**Task to complete:** Write out the data below in full. Keep it exact.
begin Data in this exercise
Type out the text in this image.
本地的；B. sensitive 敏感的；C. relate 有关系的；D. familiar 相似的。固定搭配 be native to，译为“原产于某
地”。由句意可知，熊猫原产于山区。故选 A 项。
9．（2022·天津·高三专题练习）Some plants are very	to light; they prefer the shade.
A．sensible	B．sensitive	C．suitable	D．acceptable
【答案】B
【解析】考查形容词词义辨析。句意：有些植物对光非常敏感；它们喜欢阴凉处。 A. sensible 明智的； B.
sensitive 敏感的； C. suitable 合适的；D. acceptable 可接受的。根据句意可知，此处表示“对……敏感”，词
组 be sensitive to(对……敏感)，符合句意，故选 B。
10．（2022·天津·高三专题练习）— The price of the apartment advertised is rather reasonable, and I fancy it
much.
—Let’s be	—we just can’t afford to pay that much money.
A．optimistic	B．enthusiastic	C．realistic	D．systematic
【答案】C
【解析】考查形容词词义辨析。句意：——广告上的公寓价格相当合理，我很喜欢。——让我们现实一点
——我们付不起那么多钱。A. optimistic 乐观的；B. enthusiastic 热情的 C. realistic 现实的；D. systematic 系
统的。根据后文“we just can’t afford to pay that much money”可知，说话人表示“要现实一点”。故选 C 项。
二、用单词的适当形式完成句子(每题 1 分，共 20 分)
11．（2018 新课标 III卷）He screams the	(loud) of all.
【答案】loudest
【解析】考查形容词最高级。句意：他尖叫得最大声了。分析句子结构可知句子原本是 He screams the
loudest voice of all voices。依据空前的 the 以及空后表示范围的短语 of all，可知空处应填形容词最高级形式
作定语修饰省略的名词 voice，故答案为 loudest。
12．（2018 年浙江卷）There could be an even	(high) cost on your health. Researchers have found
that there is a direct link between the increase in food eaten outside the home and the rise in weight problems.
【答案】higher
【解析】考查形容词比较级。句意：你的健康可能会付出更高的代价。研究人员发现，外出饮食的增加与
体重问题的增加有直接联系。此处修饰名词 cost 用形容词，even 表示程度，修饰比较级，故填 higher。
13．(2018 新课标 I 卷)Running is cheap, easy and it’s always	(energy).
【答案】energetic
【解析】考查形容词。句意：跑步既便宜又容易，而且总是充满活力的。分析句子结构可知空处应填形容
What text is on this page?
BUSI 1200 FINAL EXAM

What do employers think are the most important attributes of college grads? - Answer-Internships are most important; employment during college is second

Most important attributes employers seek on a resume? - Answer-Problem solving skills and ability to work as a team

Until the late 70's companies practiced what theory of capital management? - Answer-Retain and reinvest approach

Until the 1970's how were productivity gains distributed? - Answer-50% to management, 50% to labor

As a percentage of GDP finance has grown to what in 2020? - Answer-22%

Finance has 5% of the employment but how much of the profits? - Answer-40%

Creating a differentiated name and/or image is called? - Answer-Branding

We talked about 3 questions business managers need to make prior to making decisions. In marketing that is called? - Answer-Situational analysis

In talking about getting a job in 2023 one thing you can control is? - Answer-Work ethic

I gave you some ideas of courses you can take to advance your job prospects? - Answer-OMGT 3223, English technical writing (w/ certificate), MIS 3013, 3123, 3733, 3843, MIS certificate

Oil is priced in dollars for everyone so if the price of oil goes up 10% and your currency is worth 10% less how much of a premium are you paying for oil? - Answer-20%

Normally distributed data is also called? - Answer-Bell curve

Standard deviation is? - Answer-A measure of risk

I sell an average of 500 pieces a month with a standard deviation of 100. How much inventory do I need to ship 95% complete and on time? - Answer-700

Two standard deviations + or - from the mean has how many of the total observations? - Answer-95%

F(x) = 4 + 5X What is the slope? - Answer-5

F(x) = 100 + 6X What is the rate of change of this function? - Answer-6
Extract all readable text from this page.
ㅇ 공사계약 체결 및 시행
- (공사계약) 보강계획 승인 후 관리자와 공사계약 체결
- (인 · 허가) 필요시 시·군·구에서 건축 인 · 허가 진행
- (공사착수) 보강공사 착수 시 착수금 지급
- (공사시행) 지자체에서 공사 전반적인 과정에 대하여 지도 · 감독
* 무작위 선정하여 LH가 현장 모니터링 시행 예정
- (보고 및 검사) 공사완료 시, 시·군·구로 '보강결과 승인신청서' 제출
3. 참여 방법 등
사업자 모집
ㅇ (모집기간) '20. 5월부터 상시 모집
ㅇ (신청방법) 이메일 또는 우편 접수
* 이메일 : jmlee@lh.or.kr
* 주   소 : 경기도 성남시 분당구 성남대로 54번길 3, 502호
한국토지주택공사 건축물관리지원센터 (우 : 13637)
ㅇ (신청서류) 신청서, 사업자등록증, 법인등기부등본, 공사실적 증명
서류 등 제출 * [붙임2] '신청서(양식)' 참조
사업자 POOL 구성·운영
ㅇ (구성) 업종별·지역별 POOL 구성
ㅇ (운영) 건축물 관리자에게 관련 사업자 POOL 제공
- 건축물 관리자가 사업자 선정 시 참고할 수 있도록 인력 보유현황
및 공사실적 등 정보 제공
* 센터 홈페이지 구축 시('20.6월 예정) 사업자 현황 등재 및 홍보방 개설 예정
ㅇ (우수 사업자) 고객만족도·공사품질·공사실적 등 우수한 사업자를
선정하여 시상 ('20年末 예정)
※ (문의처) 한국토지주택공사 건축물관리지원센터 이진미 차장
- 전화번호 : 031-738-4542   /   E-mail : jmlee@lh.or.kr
end Data in this exercise
**Task output:**
Type out the text in this image.
本地的；B. sensitive 敏感的；C. relate 有关系的；D. familiar 相似的。固定搭配 be native to，译为“原产于某
地”。由句意可知，熊猫原产于山区。故选 A 项。
9．（2022·天津·高三专题练习）Some plants are very	to light; they prefer the shade.
A．sensible	B．sensitive	C．suitable	D．acceptable
【答案】B
【解析】考查形容词词义辨析。句意：有些植物对光非常敏感；它们喜欢阴凉处。 A. sensible 明智的； B.
sensitive 敏感的； C. suitable 合适的；D. acceptable 可接受的。根据句意可知，此处表示“对……敏感”，词
组 be sensitive to(对……敏感)，符合句意，故选 B。
10．（2022·天津·高三专题练习）— The price of the apartment advertised is rather reasonable, and I fancy it
much.
—Let’s be	—we just can’t afford to pay that much money.
A．optimistic	B．enthusiastic	C．realistic	D．systematic
【答案】C
【解析】考查形容词词义辨析。句意：——广告上的公寓价格相当合理，我很喜欢。——让我们现实一点
——我们付不起那么多钱。A. optimistic 乐观的；B. enthusiastic 热情的 C. realistic 现实的；D. systematic 系
统的。根据后文“we just can’t afford to pay that much money”可知，说话人表示“要现实一点”。故选 C 项。
二、用单词的适当形式完成句子(每题 1 分，共 20 分)
11．（2018 新课标 III卷）He screams the	(loud) of all.
【答案】loudest
【解析】考查形容词最高级。句意：他尖叫得最大声了。分析句子结构可知句子原本是 He screams the
loudest voice of all voices。依据空前的 the 以及空后表示范围的短语 of all，可知空处应填形容词最高级形式
作定语修饰省略的名词 voice，故答案为 loudest。
12．（2018 年浙江卷）There could be an even	(high) cost on your health. Researchers have found
that there is a direct link between the increase in food eaten outside the home and the rise in weight problems.
【答案】higher
【解析】考查形容词比较级。句意：你的健康可能会付出更高的代价。研究人员发现，外出饮食的增加与
体重问题的增加有直接联系。此处修饰名词 cost 用形容词，even 表示程度，修饰比较级，故填 higher。
13．(2018 新课标 I 卷)Running is cheap, easy and it’s always	(energy).
【答案】energetic
【解析】考查形容词。句意：跑步既便宜又容易，而且总是充满活力的。分析句子结构可知空处应填形容
What text is on this page?
BUSI 1200 FINAL EXAM

What do employers think are the most important attributes of college grads? - Answer-Internships are most important; employment during college is second

Most important attributes employers seek on a resume? - Answer-Problem solving skills and ability to work as a team

Until the late 70's companies practiced what theory of capital management? - Answer-Retain and reinvest approach

Until the 1970's how were productivity gains distributed? - Answer-50% to management, 50% to labor

As a percentage of GDP finance has grown to what in 2020? - Answer-22%

Finance has 5% of the employment but how much of the profits? - Answer-40%

Creating a differentiated name and/or image is called? - Answer-Branding

We talked about 3 questions business managers need to make prior to making decisions. In marketing that is called? - Answer-Situational analysis

In talking about getting a job in 2023 one thing you can control is? - Answer-Work ethic

I gave you some ideas of courses you can take to advance your job prospects? - Answer-OMGT 3223, English technical writing (w/ certificate), MIS 3013, 3123, 3733, 3843, MIS certificate

Oil is priced in dollars for everyone so if the price of oil goes up 10% and your currency is worth 10% less how much of a premium are you paying for oil? - Answer-20%

Normally distributed data is also called? - Answer-Bell curve

Standard deviation is? - Answer-A measure of risk

I sell an average of 500 pieces a month with a standard deviation of 100. How much inventory do I need to ship 95% complete and on time? - Answer-700

Two standard deviations + or - from the mean has how many of the total observations? - Answer-95%

F(x) = 4 + 5X What is the slope? - Answer-5

F(x) = 100 + 6X What is the rate of change of this function? - Answer-6
Extract all readable text from this page.
ㅇ 공사계약 체결 및 시행
- (공사계약) 보강계획 승인 후 관리자와 공사계약 체결
- (인 · 허가) 필요시 시·군·구에서 건축 인 · 허가 진행
- (공사착수) 보강공사 착수 시 착수금 지급
- (공사시행) 지자체에서 공사 전반적인 과정에 대하여 지도 · 감독
* 무작위 선정하여 LH가 현장 모니터링 시행 예정
- (보고 및 검사) 공사완료 시, 시·군·구로 '보강결과 승인신청서' 제출
3. 참여 방법 등
사업자 모집
ㅇ (모집기간) '20. 5월부터 상시 모집
ㅇ (신청방법) 이메일 또는 우편 접수
* 이메일 : jmlee@lh.or.kr
* 주   소 : 경기도 성남시 분당구 성남대로 54번길 3, 502호
한국토지주택공사 건축물관리지원센터 (우 : 13637)
ㅇ (신청서류) 신청서, 사업자등록증, 법인등기부등본, 공사실적 증명
서류 등 제출 * [붙임2] '신청서(양식)' 참조
사업자 POOL 구성·운영
ㅇ (구성) 업종별·지역별 POOL 구성
ㅇ (운영) 건축물 관리자에게 관련 사업자 POOL 제공
- 건축물 관리자가 사업자 선정 시 참고할 수 있도록 인력 보유현황
및 공사실적 등 정보 제공
* 센터 홈페이지 구축 시('20.6월 예정) 사업자 현황 등재 및 홍보방 개설 예정
ㅇ (우수 사업자) 고객만족도·공사품질·공사실적 등 우수한 사업자를
선정하여 시상 ('20年末 예정)
※ (문의처) 한국토지주택공사 건축물관리지원센터 이진미 차장
- 전화번호 : 031-738-4542   /   E-mail : jmlee@lh.or.kr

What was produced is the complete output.